Goal — Below are the records; pull every line that includes "color".

Material supplied —

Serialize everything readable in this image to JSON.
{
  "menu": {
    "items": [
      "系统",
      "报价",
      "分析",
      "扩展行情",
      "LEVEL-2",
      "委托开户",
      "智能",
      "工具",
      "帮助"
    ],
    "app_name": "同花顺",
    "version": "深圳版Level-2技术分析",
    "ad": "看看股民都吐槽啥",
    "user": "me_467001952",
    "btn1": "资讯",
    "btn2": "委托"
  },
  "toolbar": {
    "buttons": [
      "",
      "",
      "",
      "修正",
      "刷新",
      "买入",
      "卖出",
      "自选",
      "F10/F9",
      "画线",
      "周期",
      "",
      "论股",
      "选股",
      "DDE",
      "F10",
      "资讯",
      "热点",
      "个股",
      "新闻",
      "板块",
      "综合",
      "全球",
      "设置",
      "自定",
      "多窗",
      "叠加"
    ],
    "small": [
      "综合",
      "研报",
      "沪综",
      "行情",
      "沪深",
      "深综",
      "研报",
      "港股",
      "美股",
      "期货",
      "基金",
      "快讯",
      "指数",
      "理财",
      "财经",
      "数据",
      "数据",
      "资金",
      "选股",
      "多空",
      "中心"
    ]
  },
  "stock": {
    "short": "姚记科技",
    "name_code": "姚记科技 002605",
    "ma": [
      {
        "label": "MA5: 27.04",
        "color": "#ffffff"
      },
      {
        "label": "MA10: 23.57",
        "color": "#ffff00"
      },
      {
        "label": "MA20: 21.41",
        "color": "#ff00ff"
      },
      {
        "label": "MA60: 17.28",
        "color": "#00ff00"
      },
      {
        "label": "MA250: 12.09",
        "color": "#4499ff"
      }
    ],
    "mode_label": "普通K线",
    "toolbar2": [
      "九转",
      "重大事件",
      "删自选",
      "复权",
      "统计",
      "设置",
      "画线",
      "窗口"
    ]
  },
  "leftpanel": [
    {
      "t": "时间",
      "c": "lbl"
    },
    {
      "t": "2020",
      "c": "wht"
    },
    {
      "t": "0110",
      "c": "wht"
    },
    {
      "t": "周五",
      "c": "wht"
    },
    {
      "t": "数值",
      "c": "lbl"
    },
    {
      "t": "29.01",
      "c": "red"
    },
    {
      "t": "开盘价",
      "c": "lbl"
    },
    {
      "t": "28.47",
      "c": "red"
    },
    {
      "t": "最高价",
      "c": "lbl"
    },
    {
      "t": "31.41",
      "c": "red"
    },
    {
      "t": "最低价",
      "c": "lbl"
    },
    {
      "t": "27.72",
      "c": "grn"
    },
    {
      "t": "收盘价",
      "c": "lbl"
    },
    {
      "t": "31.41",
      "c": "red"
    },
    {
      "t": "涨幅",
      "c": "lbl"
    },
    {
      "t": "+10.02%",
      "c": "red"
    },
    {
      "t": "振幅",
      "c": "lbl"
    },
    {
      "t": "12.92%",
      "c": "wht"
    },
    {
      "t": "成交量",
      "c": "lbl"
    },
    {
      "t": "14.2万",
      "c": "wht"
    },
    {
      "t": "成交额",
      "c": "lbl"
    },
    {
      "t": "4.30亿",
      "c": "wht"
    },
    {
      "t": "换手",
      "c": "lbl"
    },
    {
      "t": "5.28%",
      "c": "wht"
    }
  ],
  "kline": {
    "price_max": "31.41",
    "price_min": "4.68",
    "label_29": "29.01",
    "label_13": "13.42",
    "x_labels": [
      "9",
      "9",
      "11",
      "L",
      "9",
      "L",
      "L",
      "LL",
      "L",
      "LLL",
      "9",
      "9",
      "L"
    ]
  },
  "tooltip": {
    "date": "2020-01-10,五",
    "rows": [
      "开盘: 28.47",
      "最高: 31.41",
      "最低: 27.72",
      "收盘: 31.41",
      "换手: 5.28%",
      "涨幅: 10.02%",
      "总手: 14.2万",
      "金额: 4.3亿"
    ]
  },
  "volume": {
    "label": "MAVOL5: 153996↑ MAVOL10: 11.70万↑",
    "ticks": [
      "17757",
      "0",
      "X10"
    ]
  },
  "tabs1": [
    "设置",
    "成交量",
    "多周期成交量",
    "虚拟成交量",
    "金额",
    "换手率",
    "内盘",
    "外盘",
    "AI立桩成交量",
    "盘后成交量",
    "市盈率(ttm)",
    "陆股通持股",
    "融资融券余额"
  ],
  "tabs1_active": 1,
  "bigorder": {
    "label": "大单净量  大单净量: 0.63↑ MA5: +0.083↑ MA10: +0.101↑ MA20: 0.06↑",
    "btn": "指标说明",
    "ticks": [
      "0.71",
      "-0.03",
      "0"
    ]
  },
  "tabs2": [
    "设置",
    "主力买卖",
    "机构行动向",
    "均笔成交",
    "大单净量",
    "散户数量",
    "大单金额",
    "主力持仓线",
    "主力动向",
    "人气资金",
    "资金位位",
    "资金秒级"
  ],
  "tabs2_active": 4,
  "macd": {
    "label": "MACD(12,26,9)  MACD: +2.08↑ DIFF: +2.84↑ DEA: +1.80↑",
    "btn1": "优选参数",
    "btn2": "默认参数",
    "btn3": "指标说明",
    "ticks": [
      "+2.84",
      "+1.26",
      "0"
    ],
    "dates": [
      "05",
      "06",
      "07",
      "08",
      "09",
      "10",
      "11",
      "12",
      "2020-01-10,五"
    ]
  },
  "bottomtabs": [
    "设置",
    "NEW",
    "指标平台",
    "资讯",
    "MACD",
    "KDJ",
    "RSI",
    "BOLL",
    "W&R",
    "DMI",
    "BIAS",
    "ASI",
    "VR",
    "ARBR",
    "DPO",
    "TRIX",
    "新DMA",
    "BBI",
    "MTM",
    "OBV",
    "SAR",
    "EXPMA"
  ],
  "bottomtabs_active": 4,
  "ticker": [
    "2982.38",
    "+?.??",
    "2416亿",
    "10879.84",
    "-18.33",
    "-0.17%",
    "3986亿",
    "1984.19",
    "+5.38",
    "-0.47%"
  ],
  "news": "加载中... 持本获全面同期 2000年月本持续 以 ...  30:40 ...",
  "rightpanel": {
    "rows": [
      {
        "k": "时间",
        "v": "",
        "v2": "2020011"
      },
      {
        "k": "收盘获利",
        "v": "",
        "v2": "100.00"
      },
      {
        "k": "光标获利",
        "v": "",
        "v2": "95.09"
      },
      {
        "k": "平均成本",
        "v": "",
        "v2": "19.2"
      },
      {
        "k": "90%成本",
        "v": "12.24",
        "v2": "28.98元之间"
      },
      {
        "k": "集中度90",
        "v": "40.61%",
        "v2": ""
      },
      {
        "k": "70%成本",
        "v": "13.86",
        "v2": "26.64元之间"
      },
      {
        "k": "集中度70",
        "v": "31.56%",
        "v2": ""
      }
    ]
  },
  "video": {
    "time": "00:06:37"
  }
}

Solution to the problem —
        "color": "#ffffff"
        "color": "#ffff00"
        "color": "#ff00ff"
        "color": "#00ff00"
        "color": "#4499ff"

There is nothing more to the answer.